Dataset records
★ ★ ★ ★ ★ ★ ★
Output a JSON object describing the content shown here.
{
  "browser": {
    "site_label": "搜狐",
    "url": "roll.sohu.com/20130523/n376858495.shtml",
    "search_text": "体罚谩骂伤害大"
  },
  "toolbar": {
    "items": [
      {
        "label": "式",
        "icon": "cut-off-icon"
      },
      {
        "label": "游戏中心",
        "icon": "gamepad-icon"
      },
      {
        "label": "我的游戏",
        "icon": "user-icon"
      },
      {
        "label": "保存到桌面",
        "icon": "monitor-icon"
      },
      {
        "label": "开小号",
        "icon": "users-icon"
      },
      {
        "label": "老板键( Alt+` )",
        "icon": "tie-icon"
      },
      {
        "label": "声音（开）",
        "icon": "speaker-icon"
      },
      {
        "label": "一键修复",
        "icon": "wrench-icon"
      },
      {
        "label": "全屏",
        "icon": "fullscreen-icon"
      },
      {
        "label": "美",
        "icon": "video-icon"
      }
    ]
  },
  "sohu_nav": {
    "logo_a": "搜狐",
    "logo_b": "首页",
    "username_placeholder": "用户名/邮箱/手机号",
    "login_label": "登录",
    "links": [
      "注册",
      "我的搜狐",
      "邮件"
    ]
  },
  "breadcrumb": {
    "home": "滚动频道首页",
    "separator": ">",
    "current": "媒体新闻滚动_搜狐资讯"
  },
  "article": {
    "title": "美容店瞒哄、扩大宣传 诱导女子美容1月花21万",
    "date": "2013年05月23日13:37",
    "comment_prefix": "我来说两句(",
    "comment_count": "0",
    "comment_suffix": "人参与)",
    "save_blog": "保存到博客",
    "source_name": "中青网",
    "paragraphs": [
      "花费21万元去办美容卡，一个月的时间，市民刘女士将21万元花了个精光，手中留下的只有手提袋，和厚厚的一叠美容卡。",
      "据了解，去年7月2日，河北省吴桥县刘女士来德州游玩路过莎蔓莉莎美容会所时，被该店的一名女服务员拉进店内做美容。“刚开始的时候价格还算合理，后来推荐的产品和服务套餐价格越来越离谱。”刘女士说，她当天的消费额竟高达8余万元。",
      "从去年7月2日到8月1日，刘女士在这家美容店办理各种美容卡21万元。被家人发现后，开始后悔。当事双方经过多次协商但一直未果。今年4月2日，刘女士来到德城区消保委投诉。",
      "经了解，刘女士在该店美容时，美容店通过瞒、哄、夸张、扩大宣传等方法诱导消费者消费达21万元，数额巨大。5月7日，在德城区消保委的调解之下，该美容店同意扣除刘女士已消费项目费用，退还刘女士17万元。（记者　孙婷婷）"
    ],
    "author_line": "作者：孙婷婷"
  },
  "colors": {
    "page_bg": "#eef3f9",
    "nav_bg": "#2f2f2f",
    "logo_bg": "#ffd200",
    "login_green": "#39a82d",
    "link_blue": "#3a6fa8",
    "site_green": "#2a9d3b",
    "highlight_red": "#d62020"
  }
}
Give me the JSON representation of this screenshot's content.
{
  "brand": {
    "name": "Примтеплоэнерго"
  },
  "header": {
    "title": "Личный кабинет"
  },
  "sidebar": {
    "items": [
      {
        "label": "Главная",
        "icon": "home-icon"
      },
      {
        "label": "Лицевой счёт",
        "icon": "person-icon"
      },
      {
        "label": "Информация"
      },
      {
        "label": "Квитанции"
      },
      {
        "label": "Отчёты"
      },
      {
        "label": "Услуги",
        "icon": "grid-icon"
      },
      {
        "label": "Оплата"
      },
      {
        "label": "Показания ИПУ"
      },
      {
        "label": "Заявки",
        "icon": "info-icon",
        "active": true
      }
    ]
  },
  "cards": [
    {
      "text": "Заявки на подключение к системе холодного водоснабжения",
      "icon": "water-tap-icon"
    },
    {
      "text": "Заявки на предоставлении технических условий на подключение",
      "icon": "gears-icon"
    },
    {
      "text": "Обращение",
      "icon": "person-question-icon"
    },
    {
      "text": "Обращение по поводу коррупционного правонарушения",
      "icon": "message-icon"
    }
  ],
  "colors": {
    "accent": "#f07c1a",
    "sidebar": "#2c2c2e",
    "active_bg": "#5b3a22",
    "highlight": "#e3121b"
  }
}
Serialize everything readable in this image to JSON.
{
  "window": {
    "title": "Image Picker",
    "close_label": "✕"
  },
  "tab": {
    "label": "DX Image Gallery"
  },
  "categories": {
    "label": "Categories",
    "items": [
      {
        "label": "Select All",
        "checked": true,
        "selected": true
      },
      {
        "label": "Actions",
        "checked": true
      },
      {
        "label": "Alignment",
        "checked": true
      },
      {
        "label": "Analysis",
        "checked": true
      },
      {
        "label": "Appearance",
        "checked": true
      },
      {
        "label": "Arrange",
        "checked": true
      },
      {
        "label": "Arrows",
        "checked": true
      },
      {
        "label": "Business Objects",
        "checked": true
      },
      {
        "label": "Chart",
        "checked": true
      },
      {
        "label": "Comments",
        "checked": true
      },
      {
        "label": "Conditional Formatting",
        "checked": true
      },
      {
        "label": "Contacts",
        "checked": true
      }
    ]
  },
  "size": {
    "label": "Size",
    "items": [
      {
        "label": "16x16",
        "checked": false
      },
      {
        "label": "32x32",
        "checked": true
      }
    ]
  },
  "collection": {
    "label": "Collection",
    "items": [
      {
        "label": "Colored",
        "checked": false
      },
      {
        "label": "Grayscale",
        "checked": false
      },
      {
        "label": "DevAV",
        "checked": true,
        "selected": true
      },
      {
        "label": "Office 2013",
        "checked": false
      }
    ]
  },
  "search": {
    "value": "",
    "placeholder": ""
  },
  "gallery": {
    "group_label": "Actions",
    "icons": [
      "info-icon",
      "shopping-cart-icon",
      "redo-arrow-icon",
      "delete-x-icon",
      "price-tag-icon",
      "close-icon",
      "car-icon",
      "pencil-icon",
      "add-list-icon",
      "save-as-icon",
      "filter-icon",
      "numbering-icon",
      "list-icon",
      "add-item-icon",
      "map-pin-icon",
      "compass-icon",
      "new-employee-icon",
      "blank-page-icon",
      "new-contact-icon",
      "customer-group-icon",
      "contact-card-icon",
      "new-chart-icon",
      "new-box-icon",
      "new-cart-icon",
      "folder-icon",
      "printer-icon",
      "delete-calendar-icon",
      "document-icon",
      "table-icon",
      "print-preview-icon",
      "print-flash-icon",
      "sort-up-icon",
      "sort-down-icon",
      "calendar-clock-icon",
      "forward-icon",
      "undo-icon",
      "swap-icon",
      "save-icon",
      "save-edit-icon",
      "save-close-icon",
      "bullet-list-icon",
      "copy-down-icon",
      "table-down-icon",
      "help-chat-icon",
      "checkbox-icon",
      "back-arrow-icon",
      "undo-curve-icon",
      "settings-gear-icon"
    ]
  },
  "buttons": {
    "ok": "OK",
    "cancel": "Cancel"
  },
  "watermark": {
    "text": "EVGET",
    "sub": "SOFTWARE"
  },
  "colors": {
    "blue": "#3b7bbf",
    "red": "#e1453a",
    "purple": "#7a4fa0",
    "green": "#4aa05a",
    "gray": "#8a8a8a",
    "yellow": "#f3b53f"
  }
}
★ ★ ★ ★ ★ ★ ★
The problem
Copy all of the data exactly.

Output for this task
Output a JSON object describing the content shown here.
{
  "browser": {
    "site_label": "搜狐",
    "url": "roll.sohu.com/20130523/n376858495.shtml",
    "search_text": "体罚谩骂伤害大"
  },
  "toolbar": {
    "items": [
      {
        "label": "式",
        "icon": "cut-off-icon"
      },
      {
        "label": "游戏中心",
        "icon": "gamepad-icon"
      },
      {
        "label": "我的游戏",
        "icon": "user-icon"
      },
      {
        "label": "保存到桌面",
        "icon": "monitor-icon"
      },
      {
        "label": "开小号",
        "icon": "users-icon"
      },
      {
        "label": "老板键( Alt+` )",
        "icon": "tie-icon"
      },
      {
        "label": "声音（开）",
        "icon": "speaker-icon"
      },
      {
        "label": "一键修复",
        "icon": "wrench-icon"
      },
      {
        "label": "全屏",
        "icon": "fullscreen-icon"
      },
      {
        "label": "美",
        "icon": "video-icon"
      }
    ]
  },
  "sohu_nav": {
    "logo_a": "搜狐",
    "logo_b": "首页",
    "username_placeholder": "用户名/邮箱/手机号",
    "login_label": "登录",
    "links": [
      "注册",
      "我的搜狐",
      "邮件"
    ]
  },
  "breadcrumb": {
    "home": "滚动频道首页",
    "separator": ">",
    "current": "媒体新闻滚动_搜狐资讯"
  },
  "article": {
    "title": "美容店瞒哄、扩大宣传 诱导女子美容1月花21万",
    "date": "2013年05月23日13:37",
    "comment_prefix": "我来说两句(",
    "comment_count": "0",
    "comment_suffix": "人参与)",
    "save_blog": "保存到博客",
    "source_name": "中青网",
    "paragraphs": [
      "花费21万元去办美容卡，一个月的时间，市民刘女士将21万元花了个精光，手中留下的只有手提袋，和厚厚的一叠美容卡。",
      "据了解，去年7月2日，河北省吴桥县刘女士来德州游玩路过莎蔓莉莎美容会所时，被该店的一名女服务员拉进店内做美容。“刚开始的时候价格还算合理，后来推荐的产品和服务套餐价格越来越离谱。”刘女士说，她当天的消费额竟高达8余万元。",
      "从去年7月2日到8月1日，刘女士在这家美容店办理各种美容卡21万元。被家人发现后，开始后悔。当事双方经过多次协商但一直未果。今年4月2日，刘女士来到德城区消保委投诉。",
      "经了解，刘女士在该店美容时，美容店通过瞒、哄、夸张、扩大宣传等方法诱导消费者消费达21万元，数额巨大。5月7日，在德城区消保委的调解之下，该美容店同意扣除刘女士已消费项目费用，退还刘女士17万元。（记者　孙婷婷）"
    ],
    "author_line": "作者：孙婷婷"
  },
  "colors": {
    "page_bg": "#eef3f9",
    "nav_bg": "#2f2f2f",
    "logo_bg": "#ffd200",
    "login_green": "#39a82d",
    "link_blue": "#3a6fa8",
    "site_green": "#2a9d3b",
    "highlight_red": "#d62020"
  }
}
Give me the JSON representation of this screenshot's content.
{
  "brand": {
    "name": "Примтеплоэнерго"
  },
  "header": {
    "title": "Личный кабинет"
  },
  "sidebar": {
    "items": [
      {
        "label": "Главная",
        "icon": "home-icon"
      },
      {
        "label": "Лицевой счёт",
        "icon": "person-icon"
      },
      {
        "label": "Информация"
      },
      {
        "label": "Квитанции"
      },
      {
        "label": "Отчёты"
      },
      {
        "label": "Услуги",
        "icon": "grid-icon"
      },
      {
        "label": "Оплата"
      },
      {
        "label": "Показания ИПУ"
      },
      {
        "label": "Заявки",
        "icon": "info-icon",
        "active": true
      }
    ]
  },
  "cards": [
    {
      "text": "Заявки на подключение к системе холодного водоснабжения",
      "icon": "water-tap-icon"
    },
    {
      "text": "Заявки на предоставлении технических условий на подключение",
      "icon": "gears-icon"
    },
    {
      "text": "Обращение",
      "icon": "person-question-icon"
    },
    {
      "text": "Обращение по поводу коррупционного правонарушения",
      "icon": "message-icon"
    }
  ],
  "colors": {
    "accent": "#f07c1a",
    "sidebar": "#2c2c2e",
    "active_bg": "#5b3a22",
    "highlight": "#e3121b"
  }
}
Serialize everything readable in this image to JSON.
{
  "window": {
    "title": "Image Picker",
    "close_label": "✕"
  },
  "tab": {
    "label": "DX Image Gallery"
  },
  "categories": {
    "label": "Categories",
    "items": [
      {
        "label": "Select All",
        "checked": true,
        "selected": true
      },
      {
        "label": "Actions",
        "checked": true
      },
      {
        "label": "Alignment",
        "checked": true
      },
      {
        "label": "Analysis",
        "checked": true
      },
      {
        "label": "Appearance",
        "checked": true
      },
      {
        "label": "Arrange",
        "checked": true
      },
      {
        "label": "Arrows",
        "checked": true
      },
      {
        "label": "Business Objects",
        "checked": true
      },
      {
        "label": "Chart",
        "checked": true
      },
      {
        "label": "Comments",
        "checked": true
      },
      {
        "label": "Conditional Formatting",
        "checked": true
      },
      {
        "label": "Contacts",
        "checked": true
      }
    ]
  },
  "size": {
    "label": "Size",
    "items": [
      {
        "label": "16x16",
        "checked": false
      },
      {
        "label": "32x32",
        "checked": true
      }
    ]
  },
  "collection": {
    "label": "Collection",
    "items": [
      {
        "label": "Colored",
        "checked": false
      },
      {
        "label": "Grayscale",
        "checked": false
      },
      {
        "label": "DevAV",
        "checked": true,
        "selected": true
      },
      {
        "label": "Office 2013",
        "checked": false
      }
    ]
  },
  "search": {
    "value": "",
    "placeholder": ""
  },
  "gallery": {
    "group_label": "Actions",
    "icons": [
      "info-icon",
      "shopping-cart-icon",
      "redo-arrow-icon",
      "delete-x-icon",
      "price-tag-icon",
      "close-icon",
      "car-icon",
      "pencil-icon",
      "add-list-icon",
      "save-as-icon",
      "filter-icon",
      "numbering-icon",
      "list-icon",
      "add-item-icon",
      "map-pin-icon",
      "compass-icon",
      "new-employee-icon",
      "blank-page-icon",
      "new-contact-icon",
      "customer-group-icon",
      "contact-card-icon",
      "new-chart-icon",
      "new-box-icon",
      "new-cart-icon",
      "folder-icon",
      "printer-icon",
      "delete-calendar-icon",
      "document-icon",
      "table-icon",
      "print-preview-icon",
      "print-flash-icon",
      "sort-up-icon",
      "sort-down-icon",
      "calendar-clock-icon",
      "forward-icon",
      "undo-icon",
      "swap-icon",
      "save-icon",
      "save-edit-icon",
      "save-close-icon",
      "bullet-list-icon",
      "copy-down-icon",
      "table-down-icon",
      "help-chat-icon",
      "checkbox-icon",
      "back-arrow-icon",
      "undo-curve-icon",
      "settings-gear-icon"
    ]
  },
  "buttons": {
    "ok": "OK",
    "cancel": "Cancel"
  },
  "watermark": {
    "text": "EVGET",
    "sub": "SOFTWARE"
  },
  "colors": {
    "blue": "#3b7bbf",
    "red": "#e1453a",
    "purple": "#7a4fa0",
    "green": "#4aa05a",
    "gray": "#8a8a8a",
    "yellow": "#f3b53f"
  }
}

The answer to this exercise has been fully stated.